WRITTEN REQUEST: Extract each line of the material that follows exactly and omit its pictures.

RECORDS SUPPLIED:

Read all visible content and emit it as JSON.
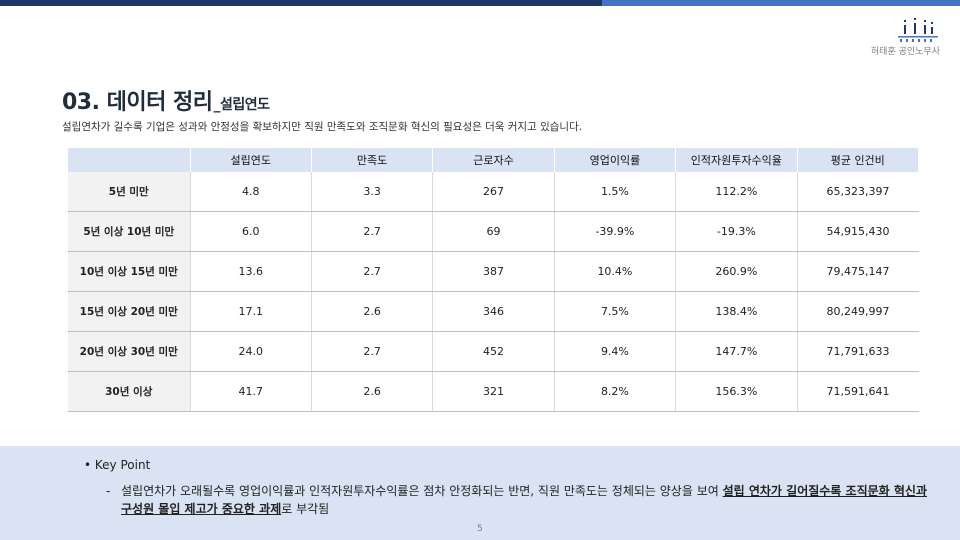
{
  "header": {
    "firm_name": "허태훈 공인노무사",
    "accent_dark": "#1f3864",
    "accent_light": "#4472c4"
  },
  "title": {
    "main": "03. 데이터 정리",
    "sub": "_설립연도"
  },
  "description": "설립연차가 길수록 기업은 성과와 안정성을 확보하지만 직원 만족도와 조직문화 혁신의 필요성은 더욱 커지고 있습니다.",
  "table": {
    "columns": [
      "",
      "설립연도",
      "만족도",
      "근로자수",
      "영업이익률",
      "인적자원투자수익율",
      "평균 인건비"
    ],
    "rows": [
      {
        "label": "5년 미만",
        "cells": [
          "4.8",
          "3.3",
          "267",
          "1.5%",
          "112.2%",
          "65,323,397"
        ]
      },
      {
        "label": "5년 이상 10년 미만",
        "cells": [
          "6.0",
          "2.7",
          "69",
          "-39.9%",
          "-19.3%",
          "54,915,430"
        ]
      },
      {
        "label": "10년 이상 15년 미만",
        "cells": [
          "13.6",
          "2.7",
          "387",
          "10.4%",
          "260.9%",
          "79,475,147"
        ]
      },
      {
        "label": "15년 이상 20년 미만",
        "cells": [
          "17.1",
          "2.6",
          "346",
          "7.5%",
          "138.4%",
          "80,249,997"
        ]
      },
      {
        "label": "20년 이상 30년 미만",
        "cells": [
          "24.0",
          "2.7",
          "452",
          "9.4%",
          "147.7%",
          "71,791,633"
        ]
      },
      {
        "label": "30년 이상",
        "cells": [
          "41.7",
          "2.6",
          "321",
          "8.2%",
          "156.3%",
          "71,591,641"
        ]
      }
    ]
  },
  "key_point": {
    "bullet": "•",
    "heading": "Key Point",
    "dash": "-",
    "text_before": "설립연차가 오래될수록 영업이익률과 인적자원투자수익률은 점차 안정화되는 반면, 직원 만족도는 정체되는 양상을 보여 ",
    "text_highlight": "설립 연차가 길어질수록 조직문화 혁신과 구성원 몰입 제고가 중요한 과제",
    "text_after": "로 부각됨"
  },
  "page_number": "5"
}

OUTPUT:
Read all visible content and emit it as JSON.
{
  "header": {
    "firm_name": "허태훈 공인노무사",
    "accent_dark": "#1f3864",
    "accent_light": "#4472c4"
  },
  "title": {
    "main": "03. 데이터 정리",
    "sub": "_설립연도"
  },
  "description": "설립연차가 길수록 기업은 성과와 안정성을 확보하지만 직원 만족도와 조직문화 혁신의 필요성은 더욱 커지고 있습니다.",
  "table": {
    "columns": [
      "",
      "설립연도",
      "만족도",
      "근로자수",
      "영업이익률",
      "인적자원투자수익율",
      "평균 인건비"
    ],
    "rows": [
      {
        "label": "5년 미만",
        "cells": [
          "4.8",
          "3.3",
          "267",
          "1.5%",
          "112.2%",
          "65,323,397"
        ]
      },
      {
        "label": "5년 이상 10년 미만",
        "cells": [
          "6.0",
          "2.7",
          "69",
          "-39.9%",
          "-19.3%",
          "54,915,430"
        ]
      },
      {
        "label": "10년 이상 15년 미만",
        "cells": [
          "13.6",
          "2.7",
          "387",
          "10.4%",
          "260.9%",
          "79,475,147"
        ]
      },
      {
        "label": "15년 이상 20년 미만",
        "cells": [
          "17.1",
          "2.6",
          "346",
          "7.5%",
          "138.4%",
          "80,249,997"
        ]
      },
      {
        "label": "20년 이상 30년 미만",
        "cells": [
          "24.0",
          "2.7",
          "452",
          "9.4%",
          "147.7%",
          "71,791,633"
        ]
      },
      {
        "label": "30년 이상",
        "cells": [
          "41.7",
          "2.6",
          "321",
          "8.2%",
          "156.3%",
          "71,591,641"
        ]
      }
    ]
  },
  "key_point": {
    "bullet": "•",
    "heading": "Key Point",
    "dash": "-",
    "text_before": "설립연차가 오래될수록 영업이익률과 인적자원투자수익률은 점차 안정화되는 반면, 직원 만족도는 정체되는 양상을 보여 ",
    "text_highlight": "설립 연차가 길어질수록 조직문화 혁신과 구성원 몰입 제고가 중요한 과제",
    "text_after": "로 부각됨"
  },
  "page_number": "5"
}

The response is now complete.